> [What is needed]: Determine which lines contain the word "value", then copy those lines.

Listed records start

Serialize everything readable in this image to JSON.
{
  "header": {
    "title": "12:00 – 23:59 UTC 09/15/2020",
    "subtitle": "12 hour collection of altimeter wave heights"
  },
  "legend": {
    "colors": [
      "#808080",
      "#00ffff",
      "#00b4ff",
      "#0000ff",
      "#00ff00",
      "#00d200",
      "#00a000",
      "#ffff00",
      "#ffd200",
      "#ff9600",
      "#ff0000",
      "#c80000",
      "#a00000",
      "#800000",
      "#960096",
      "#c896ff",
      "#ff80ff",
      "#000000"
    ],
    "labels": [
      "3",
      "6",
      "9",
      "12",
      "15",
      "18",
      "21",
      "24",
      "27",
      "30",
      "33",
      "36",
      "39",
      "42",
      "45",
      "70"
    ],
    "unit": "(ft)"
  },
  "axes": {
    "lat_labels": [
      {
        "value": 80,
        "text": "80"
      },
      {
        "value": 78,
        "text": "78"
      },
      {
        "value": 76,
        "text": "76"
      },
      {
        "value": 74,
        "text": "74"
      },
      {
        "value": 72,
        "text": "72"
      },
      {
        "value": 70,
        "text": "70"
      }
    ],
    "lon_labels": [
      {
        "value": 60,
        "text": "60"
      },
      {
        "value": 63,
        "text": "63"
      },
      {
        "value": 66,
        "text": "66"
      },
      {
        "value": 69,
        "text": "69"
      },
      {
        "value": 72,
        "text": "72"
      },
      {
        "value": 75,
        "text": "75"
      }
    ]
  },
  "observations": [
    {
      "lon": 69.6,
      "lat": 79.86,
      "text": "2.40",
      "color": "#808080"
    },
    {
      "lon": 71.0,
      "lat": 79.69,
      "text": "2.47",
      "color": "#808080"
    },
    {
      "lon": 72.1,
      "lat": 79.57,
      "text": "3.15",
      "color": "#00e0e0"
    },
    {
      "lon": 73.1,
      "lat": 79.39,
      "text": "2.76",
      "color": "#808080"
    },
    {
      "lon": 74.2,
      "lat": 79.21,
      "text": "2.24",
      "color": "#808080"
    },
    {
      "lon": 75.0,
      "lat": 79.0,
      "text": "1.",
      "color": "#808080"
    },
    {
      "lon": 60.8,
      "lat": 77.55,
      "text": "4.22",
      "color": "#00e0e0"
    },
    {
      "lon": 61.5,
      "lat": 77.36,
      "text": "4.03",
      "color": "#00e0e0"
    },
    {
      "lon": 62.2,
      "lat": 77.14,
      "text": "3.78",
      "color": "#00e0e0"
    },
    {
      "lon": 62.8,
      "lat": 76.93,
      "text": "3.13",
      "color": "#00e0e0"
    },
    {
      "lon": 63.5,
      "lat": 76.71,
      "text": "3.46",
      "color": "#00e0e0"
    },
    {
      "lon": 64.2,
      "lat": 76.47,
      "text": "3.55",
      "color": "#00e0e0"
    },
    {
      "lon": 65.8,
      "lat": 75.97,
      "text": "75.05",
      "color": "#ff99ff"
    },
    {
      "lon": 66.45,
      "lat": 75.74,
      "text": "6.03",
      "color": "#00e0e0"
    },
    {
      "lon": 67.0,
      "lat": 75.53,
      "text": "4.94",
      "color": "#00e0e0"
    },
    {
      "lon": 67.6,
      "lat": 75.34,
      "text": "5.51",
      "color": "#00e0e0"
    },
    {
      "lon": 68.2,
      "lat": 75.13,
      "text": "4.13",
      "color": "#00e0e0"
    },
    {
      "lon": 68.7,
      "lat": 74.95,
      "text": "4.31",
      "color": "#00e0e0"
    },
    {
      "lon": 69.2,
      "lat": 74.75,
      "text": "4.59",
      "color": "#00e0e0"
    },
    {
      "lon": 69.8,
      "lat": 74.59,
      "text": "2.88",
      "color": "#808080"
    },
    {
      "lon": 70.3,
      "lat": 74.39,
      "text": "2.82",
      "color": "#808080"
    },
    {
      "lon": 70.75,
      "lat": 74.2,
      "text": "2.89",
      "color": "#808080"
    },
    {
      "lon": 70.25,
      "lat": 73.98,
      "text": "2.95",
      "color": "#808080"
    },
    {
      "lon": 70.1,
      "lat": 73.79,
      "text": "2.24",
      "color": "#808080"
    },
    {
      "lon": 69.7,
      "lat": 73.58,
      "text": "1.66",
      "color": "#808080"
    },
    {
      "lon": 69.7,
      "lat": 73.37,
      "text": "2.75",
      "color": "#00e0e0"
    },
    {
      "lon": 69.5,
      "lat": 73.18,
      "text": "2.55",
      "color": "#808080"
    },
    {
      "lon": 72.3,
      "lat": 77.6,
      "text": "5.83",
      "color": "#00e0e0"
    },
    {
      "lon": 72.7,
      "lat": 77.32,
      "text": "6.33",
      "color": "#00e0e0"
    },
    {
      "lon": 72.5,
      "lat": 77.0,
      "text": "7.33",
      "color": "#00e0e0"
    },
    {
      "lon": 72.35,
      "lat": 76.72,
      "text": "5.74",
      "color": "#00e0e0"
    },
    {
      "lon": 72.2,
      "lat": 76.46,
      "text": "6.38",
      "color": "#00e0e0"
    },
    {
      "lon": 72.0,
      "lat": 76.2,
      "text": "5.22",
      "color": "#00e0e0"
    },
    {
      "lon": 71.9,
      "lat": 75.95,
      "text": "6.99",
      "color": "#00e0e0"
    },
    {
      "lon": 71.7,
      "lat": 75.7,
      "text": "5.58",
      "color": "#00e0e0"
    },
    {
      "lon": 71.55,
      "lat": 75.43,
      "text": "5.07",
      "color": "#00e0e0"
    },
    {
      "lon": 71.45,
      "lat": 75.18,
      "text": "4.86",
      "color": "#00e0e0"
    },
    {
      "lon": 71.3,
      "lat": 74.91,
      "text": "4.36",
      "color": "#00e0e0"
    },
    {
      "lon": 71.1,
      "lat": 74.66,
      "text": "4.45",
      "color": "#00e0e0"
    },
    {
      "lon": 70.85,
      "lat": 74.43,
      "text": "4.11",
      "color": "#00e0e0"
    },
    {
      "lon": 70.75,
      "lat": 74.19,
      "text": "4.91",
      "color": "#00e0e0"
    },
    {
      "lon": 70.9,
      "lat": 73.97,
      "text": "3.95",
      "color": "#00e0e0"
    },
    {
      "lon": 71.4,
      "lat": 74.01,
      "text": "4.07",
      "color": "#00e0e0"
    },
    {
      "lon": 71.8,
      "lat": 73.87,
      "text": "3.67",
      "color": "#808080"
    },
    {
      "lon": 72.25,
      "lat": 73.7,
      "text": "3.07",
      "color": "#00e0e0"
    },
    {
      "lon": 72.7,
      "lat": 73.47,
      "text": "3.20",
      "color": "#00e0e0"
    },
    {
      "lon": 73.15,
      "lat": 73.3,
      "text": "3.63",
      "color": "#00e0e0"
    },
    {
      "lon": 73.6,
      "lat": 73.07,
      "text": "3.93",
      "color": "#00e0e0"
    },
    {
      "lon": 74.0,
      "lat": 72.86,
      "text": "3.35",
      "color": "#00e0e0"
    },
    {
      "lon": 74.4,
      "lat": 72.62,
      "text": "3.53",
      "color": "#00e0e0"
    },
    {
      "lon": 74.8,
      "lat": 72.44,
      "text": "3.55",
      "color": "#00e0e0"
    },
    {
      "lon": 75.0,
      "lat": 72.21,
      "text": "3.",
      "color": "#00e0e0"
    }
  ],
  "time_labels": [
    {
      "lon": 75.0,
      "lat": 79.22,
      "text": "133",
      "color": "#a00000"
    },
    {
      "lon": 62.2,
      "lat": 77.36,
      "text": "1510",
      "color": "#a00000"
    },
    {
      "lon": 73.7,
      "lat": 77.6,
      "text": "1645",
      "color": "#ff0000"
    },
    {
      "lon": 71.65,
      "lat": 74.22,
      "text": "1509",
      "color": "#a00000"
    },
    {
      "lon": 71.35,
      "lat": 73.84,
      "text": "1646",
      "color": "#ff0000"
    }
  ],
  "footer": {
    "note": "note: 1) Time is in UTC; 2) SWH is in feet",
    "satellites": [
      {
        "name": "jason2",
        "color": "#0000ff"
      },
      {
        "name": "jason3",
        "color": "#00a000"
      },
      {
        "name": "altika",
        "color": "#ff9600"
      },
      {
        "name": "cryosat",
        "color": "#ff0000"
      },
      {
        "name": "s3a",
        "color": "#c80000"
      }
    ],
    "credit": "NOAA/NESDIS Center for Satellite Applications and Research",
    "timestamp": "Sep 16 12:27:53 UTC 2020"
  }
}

Listed records end

> [Written answer]:
        "value": 80,
        "value": 78,
        "value": 76,
        "value": 74,
        "value": 72,
        "value": 70,
        "value": 60,
        "value": 63,
        "value": 66,
        "value": 69,
        "value": 72,
        "value": 75,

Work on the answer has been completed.